--- Quoted passage Enclosed Below ---

Purpose of the Review

The purpose of this review is to provide details of the STOP Gout trial, among the first randomized, blinded studies to compare allopurinol with febuxostat using a treat-to-target strategy. In addition to details of its design and trial results, this review summarizes findings from pre-planned and other analyses, as well as an associated biorepository that has enabled the identification of biomarkers impacted by highly effective urate-lowering therapy (ULT).

Recent Findings

In addition to primary trial findings demonstrating the non-inferiority of allopurinol to febuxostat in flare prevention and the achievement of serum urate goals, data generated from the STOP Gout trial have provided additional insights that have included: 1) the relative efficacy and safety of both allopurinol and febuxostat in participants with stage 3 chronic kidney disease; 2) patient factors associated with the achievement of serum urate goals; 3) the frequency and determinants of mobilization flares during the early phases of treat-to-target treatment; 4) the heightened risk of flare following discontinuation of anti-inflammatory prophylaxis; 5) limited persistence of ULT following transitions back to real-world care; 6) rapid gains in health-related quality of life accompanying highly effective ULT that pre-date reductions in flare risk; and 7) the positive effects of urate-lowering on measures of systemic inflammation and other circulating biomarkers.

--- End of Enclosed Quoted passage ---
--- Listed records Enclosed Below ---

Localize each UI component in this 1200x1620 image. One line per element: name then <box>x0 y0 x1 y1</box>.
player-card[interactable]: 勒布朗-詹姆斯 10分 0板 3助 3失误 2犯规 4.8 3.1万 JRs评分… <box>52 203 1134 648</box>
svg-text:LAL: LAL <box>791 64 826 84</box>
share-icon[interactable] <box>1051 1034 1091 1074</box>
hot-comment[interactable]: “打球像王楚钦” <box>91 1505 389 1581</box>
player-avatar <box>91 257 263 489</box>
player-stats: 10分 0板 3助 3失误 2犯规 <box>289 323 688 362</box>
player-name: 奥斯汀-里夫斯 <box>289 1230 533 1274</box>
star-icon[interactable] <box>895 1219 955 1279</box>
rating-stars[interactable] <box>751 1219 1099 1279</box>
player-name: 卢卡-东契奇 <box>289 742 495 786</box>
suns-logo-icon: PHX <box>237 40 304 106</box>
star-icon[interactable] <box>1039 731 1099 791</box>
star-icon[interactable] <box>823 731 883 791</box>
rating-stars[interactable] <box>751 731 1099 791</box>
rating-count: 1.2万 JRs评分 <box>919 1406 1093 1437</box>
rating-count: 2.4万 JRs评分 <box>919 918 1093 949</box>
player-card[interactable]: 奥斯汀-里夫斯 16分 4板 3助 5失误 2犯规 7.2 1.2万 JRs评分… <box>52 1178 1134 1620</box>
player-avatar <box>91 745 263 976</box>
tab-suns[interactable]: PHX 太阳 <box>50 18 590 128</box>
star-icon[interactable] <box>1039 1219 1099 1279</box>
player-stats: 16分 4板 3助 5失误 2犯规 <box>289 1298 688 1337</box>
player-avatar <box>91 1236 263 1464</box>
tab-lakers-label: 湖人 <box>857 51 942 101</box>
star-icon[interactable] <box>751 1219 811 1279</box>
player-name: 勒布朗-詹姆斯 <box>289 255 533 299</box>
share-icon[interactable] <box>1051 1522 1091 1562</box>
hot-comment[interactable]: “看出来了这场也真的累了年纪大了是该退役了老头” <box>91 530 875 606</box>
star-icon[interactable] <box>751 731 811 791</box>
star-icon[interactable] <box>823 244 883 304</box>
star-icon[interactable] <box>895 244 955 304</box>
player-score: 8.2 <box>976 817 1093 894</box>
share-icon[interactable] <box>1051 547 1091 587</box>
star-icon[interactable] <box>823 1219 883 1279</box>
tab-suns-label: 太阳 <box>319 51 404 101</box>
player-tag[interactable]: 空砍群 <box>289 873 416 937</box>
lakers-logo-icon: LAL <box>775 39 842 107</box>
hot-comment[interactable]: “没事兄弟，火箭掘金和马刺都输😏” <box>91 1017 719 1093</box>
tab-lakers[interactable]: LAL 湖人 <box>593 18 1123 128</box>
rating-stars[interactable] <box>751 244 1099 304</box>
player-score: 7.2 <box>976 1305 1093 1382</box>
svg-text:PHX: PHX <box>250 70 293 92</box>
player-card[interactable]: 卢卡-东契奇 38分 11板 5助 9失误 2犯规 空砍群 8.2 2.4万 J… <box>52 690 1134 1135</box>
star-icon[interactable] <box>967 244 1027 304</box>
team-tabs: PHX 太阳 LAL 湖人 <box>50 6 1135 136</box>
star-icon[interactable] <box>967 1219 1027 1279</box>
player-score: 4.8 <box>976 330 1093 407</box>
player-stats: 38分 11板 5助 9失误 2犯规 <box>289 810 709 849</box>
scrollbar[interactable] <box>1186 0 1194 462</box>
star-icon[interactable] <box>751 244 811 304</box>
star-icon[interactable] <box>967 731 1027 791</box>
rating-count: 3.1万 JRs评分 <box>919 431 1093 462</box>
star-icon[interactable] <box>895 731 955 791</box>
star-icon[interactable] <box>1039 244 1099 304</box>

--- End of Enclosed Listed records ---

Work to complete: Return the passage about the STOP Gout trial in full, word for word.

Answer for this exercise:
Purpose of the Review

The purpose of this review is to provide details of the STOP Gout trial, among the first randomized, blinded studies to compare allopurinol with febuxostat using a treat-to-target strategy. In addition to details of its design and trial results, this review summarizes findings from pre-planned and other analyses, as well as an associated biorepository that has enabled the identification of biomarkers impacted by highly effective urate-lowering therapy (ULT).

Recent Findings

In addition to primary trial findings demonstrating the non-inferiority of allopurinol to febuxostat in flare prevention and the achievement of serum urate goals, data generated from the STOP Gout trial have provided additional insights that have included: 1) the relative efficacy and safety of both allopurinol and febuxostat in participants with stage 3 chronic kidney disease; 2) patient factors associated with the achievement of serum urate goals; 3) the frequency and determinants of mobilization flares during the early phases of treat-to-target treatment; 4) the heightened risk of flare following discontinuation of anti-inflammatory prophylaxis; 5) limited persistence of ULT following transitions back to real-world care; 6) rapid gains in health-related quality of life accompanying highly effective ULT that pre-date reductions in flare risk; and 7) the positive effects of urate-lowering on measures of systemic inflammation and other circulating biomarkers.